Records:
● ● ● ●
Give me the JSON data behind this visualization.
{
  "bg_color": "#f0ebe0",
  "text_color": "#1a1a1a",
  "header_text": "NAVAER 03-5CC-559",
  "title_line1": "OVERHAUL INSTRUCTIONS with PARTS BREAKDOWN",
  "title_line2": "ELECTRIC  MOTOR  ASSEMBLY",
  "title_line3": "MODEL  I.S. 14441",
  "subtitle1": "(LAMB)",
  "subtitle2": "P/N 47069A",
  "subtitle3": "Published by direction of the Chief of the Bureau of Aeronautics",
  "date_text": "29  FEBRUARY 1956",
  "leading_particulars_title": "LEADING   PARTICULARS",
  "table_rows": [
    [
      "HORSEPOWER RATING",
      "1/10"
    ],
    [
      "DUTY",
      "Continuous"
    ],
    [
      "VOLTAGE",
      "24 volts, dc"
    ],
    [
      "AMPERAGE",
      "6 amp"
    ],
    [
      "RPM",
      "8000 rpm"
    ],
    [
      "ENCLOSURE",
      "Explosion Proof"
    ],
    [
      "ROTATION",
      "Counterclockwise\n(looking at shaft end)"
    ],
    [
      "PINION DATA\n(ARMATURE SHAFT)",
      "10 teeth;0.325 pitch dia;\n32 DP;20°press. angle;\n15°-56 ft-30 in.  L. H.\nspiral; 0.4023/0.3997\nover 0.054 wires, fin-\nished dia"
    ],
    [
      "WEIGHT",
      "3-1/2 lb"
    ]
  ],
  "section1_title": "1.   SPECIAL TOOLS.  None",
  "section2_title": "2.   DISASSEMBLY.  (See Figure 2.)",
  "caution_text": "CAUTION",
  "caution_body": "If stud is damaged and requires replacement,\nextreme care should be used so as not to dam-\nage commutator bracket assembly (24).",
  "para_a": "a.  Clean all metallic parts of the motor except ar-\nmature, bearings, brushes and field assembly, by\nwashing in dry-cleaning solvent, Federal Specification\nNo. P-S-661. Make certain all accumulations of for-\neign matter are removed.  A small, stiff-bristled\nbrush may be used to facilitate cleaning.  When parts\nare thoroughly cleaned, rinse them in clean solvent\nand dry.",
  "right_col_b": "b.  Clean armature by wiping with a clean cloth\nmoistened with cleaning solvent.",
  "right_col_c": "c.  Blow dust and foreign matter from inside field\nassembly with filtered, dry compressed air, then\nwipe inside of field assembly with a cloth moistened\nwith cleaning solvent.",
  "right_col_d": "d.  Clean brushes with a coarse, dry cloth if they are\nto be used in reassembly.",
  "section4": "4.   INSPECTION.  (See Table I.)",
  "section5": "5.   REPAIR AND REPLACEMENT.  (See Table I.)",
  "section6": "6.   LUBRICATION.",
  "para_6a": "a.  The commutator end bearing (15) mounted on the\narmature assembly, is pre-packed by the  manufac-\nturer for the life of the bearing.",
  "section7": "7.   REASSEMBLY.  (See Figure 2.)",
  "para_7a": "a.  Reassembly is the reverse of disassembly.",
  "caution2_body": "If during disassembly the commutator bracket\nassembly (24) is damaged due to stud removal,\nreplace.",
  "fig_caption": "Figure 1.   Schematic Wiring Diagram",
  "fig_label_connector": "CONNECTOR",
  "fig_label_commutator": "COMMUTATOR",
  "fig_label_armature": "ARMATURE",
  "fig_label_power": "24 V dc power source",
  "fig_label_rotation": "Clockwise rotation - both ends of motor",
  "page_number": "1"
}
● ● ● ●
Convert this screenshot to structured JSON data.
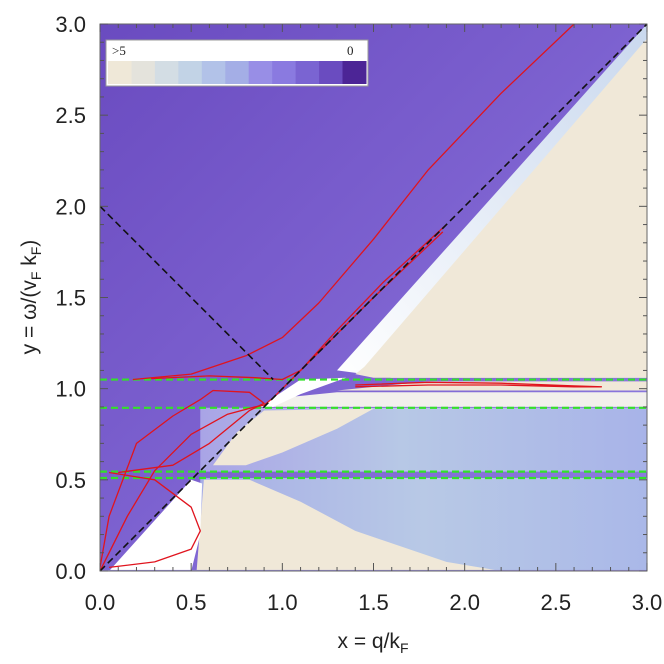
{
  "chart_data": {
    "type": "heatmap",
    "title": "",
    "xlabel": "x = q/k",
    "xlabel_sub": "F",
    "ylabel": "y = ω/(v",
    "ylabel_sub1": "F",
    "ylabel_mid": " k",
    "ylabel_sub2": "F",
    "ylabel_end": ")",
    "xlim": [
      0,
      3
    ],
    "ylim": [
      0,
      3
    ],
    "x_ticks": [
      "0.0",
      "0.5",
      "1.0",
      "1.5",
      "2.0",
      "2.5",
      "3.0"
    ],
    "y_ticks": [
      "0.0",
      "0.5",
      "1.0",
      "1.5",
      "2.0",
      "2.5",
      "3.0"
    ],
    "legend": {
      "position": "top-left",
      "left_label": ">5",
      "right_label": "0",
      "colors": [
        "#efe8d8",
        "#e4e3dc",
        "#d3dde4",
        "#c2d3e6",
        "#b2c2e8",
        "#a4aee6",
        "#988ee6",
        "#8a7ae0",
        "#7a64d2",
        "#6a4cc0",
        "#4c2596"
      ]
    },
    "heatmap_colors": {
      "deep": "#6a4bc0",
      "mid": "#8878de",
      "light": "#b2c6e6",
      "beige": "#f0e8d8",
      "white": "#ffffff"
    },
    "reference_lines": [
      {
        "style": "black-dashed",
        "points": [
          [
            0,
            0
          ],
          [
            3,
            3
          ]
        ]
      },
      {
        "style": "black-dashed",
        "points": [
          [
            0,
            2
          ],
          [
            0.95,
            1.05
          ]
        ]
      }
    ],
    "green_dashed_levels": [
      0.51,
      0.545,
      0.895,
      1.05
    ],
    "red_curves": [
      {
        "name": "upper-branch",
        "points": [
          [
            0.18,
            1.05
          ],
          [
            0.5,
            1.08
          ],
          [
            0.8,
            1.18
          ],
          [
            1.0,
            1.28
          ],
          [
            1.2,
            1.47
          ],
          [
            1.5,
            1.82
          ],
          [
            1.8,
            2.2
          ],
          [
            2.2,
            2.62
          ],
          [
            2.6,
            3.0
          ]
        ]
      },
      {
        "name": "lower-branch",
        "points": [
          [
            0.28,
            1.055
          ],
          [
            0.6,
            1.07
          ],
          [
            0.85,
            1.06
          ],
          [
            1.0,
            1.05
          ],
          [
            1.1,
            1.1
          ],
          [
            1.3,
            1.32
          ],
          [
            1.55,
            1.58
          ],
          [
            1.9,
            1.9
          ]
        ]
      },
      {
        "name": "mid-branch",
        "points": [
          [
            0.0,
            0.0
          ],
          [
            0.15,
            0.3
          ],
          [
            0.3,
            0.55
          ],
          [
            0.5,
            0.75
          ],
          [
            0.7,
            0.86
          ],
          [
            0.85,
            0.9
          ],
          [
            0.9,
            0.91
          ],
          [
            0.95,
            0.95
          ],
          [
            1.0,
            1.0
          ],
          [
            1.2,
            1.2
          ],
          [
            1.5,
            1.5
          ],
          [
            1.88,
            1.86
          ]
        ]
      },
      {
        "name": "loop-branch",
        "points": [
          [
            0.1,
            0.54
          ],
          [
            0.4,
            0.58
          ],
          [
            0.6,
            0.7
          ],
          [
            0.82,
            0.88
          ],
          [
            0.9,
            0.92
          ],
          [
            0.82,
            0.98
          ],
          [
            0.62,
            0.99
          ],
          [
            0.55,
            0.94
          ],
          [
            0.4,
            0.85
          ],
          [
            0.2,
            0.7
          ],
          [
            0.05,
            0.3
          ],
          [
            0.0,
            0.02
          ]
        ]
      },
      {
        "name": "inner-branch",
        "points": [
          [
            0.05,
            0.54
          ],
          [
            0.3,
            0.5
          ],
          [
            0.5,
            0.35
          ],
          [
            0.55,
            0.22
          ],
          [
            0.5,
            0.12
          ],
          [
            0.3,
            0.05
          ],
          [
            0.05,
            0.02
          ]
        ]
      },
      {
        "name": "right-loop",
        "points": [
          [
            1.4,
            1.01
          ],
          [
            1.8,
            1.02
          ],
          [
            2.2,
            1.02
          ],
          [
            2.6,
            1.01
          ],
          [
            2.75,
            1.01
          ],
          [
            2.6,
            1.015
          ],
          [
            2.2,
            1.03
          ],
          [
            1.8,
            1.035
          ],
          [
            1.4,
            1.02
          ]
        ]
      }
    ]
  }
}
● ● ● ●
■ **WHAT YOU HAVE TO DO**: Select from the material above each line in which the string "used" appears, and list those lines.

■ **FULL SOLUTION**:
  "caution_body": "If stud is damaged and requires replacement,\nextreme care should be used so as not to dam-\nage commutator bracket assembly (24).",
  "para_a": "a.  Clean all metallic parts of the motor except ar-\nmature, bearings, brushes and field assembly, by\nwashing in dry-cleaning solvent, Federal Specification\nNo. P-S-661. Make certain all accumulations of for-\neign matter are removed.  A small, stiff-bristled\nbrush may be used to facilitate cleaning.  When parts\nare thoroughly cleaned, rinse them in clean solvent\nand dry.",
  "right_col_d": "d.  Clean brushes with a coarse, dry cloth if they are\nto be used in reassembly.",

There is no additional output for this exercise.